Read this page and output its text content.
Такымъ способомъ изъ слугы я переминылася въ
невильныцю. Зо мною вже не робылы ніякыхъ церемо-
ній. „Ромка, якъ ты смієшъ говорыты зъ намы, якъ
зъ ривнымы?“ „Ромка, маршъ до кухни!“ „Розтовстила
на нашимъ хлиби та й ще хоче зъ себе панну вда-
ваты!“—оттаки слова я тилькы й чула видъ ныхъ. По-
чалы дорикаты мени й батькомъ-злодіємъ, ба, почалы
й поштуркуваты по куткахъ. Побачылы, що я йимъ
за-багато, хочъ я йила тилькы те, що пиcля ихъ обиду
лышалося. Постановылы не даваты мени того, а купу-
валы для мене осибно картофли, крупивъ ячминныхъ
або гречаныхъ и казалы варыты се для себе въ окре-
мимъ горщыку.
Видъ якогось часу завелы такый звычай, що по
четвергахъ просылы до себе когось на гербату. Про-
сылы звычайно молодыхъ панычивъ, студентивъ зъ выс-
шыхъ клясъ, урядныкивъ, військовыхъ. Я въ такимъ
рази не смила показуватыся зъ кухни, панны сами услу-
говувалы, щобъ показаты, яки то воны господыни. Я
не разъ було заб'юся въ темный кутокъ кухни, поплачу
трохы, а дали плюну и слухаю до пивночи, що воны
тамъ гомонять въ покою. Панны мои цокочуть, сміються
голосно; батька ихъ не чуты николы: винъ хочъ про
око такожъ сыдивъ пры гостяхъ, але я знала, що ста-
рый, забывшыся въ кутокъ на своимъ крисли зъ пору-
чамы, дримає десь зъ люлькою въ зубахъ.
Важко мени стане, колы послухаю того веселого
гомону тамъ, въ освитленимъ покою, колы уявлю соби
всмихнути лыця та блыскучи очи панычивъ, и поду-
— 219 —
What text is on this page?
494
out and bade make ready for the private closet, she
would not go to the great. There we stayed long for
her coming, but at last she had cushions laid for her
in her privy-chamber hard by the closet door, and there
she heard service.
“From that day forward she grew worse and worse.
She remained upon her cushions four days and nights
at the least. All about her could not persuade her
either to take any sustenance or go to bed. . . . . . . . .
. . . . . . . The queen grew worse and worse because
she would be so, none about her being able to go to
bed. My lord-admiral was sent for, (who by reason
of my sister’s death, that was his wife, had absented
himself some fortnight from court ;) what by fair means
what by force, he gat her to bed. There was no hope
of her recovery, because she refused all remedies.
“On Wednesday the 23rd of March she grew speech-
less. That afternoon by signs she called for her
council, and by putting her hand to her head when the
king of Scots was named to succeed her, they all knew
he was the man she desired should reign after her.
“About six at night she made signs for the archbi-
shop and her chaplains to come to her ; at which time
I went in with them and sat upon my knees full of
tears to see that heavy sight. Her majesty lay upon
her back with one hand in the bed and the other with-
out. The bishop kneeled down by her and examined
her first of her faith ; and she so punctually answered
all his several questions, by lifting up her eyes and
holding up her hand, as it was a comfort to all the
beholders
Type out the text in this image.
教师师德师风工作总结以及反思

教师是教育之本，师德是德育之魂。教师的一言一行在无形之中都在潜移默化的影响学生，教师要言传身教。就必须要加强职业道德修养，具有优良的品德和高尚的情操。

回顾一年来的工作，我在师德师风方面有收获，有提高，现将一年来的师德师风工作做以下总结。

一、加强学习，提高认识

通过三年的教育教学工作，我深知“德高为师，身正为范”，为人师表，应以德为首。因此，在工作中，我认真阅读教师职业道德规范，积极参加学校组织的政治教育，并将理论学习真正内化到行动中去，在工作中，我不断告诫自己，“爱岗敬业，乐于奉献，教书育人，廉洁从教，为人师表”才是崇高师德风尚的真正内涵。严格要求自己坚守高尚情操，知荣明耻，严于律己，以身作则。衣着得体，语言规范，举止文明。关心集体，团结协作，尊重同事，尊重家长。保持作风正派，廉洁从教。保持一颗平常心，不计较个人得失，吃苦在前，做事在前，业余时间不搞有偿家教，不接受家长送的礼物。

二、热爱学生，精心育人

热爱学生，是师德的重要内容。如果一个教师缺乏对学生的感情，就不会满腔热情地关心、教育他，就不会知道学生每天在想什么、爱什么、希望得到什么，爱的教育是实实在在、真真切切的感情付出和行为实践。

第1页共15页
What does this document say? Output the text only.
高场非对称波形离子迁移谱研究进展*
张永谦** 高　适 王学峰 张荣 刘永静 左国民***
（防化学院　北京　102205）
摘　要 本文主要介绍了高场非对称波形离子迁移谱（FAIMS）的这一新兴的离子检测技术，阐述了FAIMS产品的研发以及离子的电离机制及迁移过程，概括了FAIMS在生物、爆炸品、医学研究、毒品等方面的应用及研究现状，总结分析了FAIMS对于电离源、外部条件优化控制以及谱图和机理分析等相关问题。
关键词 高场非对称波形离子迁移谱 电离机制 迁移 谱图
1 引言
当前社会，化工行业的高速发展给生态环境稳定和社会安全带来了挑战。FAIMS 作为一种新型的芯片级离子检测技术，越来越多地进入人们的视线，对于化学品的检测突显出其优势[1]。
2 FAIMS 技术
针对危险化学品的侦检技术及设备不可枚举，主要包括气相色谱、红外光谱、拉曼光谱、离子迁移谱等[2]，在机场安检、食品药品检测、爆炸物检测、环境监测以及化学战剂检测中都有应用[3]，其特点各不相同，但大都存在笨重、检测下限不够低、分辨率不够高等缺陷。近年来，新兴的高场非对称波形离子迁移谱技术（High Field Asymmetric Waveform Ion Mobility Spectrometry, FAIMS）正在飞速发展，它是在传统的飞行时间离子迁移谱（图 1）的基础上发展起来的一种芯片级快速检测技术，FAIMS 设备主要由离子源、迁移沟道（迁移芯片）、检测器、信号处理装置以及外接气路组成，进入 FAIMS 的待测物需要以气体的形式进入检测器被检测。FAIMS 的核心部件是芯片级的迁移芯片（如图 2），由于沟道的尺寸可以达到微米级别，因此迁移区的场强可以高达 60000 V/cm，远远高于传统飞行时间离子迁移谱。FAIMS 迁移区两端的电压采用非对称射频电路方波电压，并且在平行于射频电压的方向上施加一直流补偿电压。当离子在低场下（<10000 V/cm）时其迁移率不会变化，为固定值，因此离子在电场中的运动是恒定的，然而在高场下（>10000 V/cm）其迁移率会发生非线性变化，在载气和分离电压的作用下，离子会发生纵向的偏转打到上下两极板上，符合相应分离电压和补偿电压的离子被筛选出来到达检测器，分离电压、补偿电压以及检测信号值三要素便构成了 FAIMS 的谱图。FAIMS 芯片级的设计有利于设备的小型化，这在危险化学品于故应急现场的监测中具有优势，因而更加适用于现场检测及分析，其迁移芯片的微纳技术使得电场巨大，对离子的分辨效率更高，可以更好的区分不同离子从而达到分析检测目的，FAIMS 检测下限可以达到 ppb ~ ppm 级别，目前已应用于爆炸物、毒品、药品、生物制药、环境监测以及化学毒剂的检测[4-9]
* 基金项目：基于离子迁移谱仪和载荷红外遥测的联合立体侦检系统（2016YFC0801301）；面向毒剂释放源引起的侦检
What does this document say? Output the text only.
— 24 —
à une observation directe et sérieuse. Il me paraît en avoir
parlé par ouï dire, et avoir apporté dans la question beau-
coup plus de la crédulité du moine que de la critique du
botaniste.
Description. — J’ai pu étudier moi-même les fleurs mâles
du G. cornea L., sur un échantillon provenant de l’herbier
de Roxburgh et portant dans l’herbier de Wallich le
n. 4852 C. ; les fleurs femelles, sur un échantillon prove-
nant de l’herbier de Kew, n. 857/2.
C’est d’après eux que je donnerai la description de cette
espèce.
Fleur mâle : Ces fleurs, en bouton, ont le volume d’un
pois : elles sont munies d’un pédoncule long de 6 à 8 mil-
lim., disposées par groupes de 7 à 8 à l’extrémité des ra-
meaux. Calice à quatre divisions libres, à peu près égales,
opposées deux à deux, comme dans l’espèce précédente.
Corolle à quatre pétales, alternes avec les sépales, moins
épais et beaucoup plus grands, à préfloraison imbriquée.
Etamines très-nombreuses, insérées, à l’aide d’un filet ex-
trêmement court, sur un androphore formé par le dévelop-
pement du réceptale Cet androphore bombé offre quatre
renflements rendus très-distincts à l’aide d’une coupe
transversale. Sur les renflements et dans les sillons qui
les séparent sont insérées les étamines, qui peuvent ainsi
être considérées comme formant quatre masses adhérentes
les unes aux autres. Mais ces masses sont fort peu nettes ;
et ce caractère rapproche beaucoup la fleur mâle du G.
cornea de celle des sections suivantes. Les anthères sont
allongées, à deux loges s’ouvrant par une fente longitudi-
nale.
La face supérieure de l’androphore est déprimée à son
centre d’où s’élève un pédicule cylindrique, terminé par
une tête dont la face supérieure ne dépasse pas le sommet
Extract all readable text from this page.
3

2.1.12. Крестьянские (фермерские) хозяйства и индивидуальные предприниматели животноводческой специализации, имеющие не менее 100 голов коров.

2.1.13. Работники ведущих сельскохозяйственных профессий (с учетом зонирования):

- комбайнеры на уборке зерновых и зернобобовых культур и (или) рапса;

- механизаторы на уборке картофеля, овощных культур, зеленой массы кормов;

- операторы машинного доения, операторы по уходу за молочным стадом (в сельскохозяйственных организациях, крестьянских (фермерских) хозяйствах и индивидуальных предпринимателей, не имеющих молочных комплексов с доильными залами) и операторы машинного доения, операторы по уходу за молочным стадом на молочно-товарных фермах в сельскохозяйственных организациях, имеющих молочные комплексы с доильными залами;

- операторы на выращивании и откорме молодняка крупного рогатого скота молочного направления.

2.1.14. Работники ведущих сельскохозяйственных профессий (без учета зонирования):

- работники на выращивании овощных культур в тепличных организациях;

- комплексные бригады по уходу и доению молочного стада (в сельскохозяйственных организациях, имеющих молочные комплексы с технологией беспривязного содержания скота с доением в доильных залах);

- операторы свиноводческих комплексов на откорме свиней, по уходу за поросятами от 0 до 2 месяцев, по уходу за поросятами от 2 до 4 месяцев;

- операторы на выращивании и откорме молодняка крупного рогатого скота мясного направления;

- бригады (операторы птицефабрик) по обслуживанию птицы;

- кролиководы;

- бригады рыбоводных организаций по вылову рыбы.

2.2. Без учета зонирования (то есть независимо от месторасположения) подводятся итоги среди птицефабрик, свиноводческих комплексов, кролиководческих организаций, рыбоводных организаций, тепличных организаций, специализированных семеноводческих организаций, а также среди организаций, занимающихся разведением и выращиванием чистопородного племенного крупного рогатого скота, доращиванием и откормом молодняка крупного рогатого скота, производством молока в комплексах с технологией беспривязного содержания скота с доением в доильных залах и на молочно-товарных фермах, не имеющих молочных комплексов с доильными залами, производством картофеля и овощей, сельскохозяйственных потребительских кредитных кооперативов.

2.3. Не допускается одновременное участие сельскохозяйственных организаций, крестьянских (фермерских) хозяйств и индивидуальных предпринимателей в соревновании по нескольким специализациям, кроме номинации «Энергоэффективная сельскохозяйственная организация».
────────────────────────────────────────
- _What the task requires_:
Select the lines that carry the string "комплексы" and copy them.

- _Exercise answer_:
- операторы машинного доения, операторы по уходу за молочным стадом (в сельскохозяйственных организациях, крестьянских (фермерских) хозяйствах и индивидуальных предпринимателей, не имеющих молочных комплексов с доильными залами) и операторы машинного доения, операторы по уходу за молочным стадом на молочно-товарных фермах в сельскохозяйственных организациях, имеющих молочные комплексы с доильными залами;
- комплексные бригады по уходу и доению молочного стада (в сельскохозяйственных организациях, имеющих молочные комплексы с технологией беспривязного содержания скота с доением в доильных залах);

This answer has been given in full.